__Written request__: How many lines in the records below contain the word "Small"? Answer with the number alone.
++++ Supplied material
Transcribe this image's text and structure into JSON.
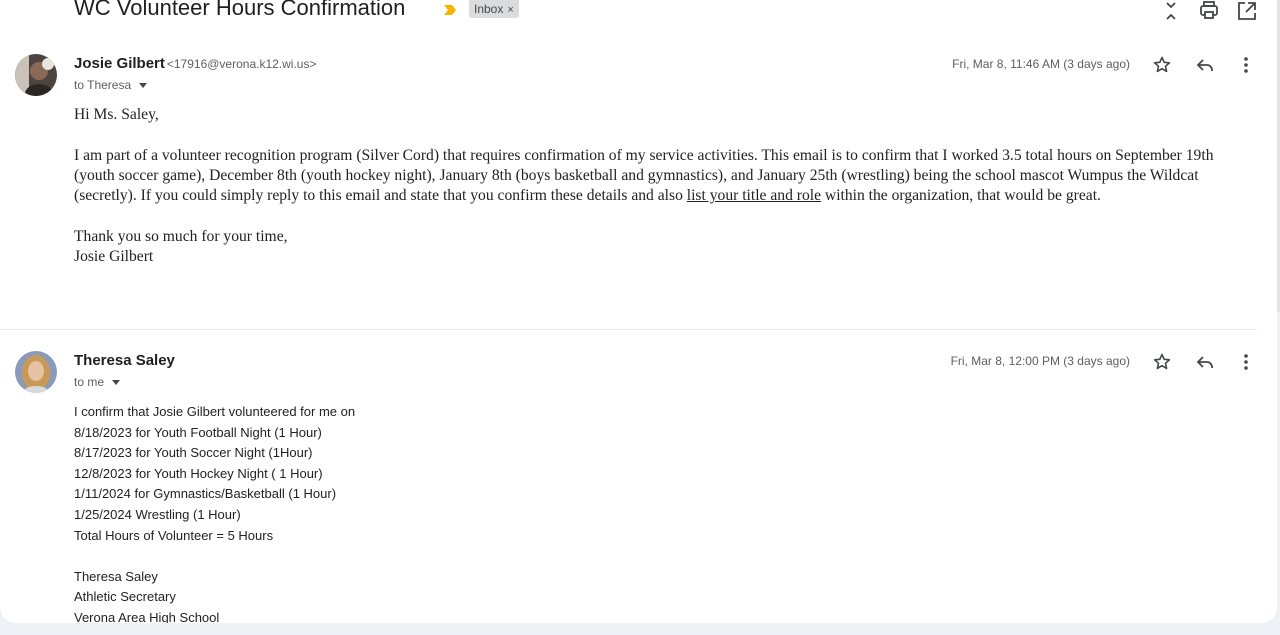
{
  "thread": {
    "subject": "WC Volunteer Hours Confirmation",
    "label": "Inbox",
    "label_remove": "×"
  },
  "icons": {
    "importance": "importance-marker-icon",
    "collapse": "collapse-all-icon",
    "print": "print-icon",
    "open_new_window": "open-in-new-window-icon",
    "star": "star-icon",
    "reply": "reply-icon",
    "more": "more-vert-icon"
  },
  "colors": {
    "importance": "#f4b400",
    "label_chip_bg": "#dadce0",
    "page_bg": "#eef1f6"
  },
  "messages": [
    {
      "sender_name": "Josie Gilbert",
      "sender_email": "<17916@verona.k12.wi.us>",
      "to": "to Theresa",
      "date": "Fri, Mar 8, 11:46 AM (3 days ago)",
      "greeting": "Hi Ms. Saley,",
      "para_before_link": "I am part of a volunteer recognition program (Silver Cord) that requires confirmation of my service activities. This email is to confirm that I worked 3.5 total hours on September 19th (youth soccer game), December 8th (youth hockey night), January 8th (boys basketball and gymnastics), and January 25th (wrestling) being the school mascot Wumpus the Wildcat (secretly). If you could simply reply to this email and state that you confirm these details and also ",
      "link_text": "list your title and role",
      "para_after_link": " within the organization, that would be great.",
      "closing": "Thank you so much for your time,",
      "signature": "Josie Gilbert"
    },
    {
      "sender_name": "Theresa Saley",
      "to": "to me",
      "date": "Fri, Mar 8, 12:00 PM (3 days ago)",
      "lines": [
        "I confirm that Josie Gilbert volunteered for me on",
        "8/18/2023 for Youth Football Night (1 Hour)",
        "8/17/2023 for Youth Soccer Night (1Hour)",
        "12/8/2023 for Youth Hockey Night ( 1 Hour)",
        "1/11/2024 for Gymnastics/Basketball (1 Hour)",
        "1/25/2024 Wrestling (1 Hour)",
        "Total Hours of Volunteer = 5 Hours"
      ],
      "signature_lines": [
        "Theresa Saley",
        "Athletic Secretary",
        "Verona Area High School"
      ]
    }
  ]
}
++++++++
++++ Supplied material
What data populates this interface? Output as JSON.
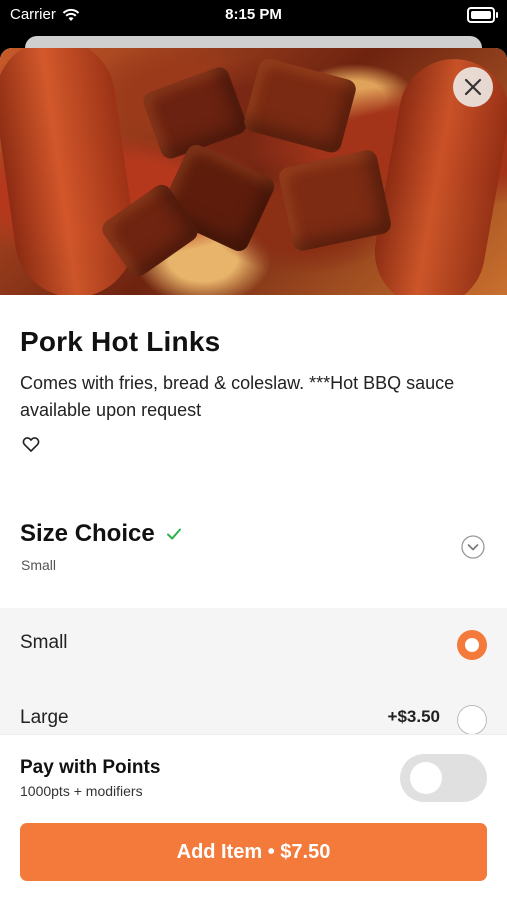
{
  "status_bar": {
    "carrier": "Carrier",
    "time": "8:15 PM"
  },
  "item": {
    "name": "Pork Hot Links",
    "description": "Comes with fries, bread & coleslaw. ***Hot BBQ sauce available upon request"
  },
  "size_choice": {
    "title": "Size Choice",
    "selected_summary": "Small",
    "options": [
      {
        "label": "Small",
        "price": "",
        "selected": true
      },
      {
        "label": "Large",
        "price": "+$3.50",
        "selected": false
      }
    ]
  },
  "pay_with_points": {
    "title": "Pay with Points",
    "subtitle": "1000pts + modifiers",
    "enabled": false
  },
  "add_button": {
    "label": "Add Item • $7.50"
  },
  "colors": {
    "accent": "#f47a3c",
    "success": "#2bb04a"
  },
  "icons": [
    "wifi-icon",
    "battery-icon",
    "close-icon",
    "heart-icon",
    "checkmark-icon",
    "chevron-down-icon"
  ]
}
++++++++
__Response to the exercise__: 2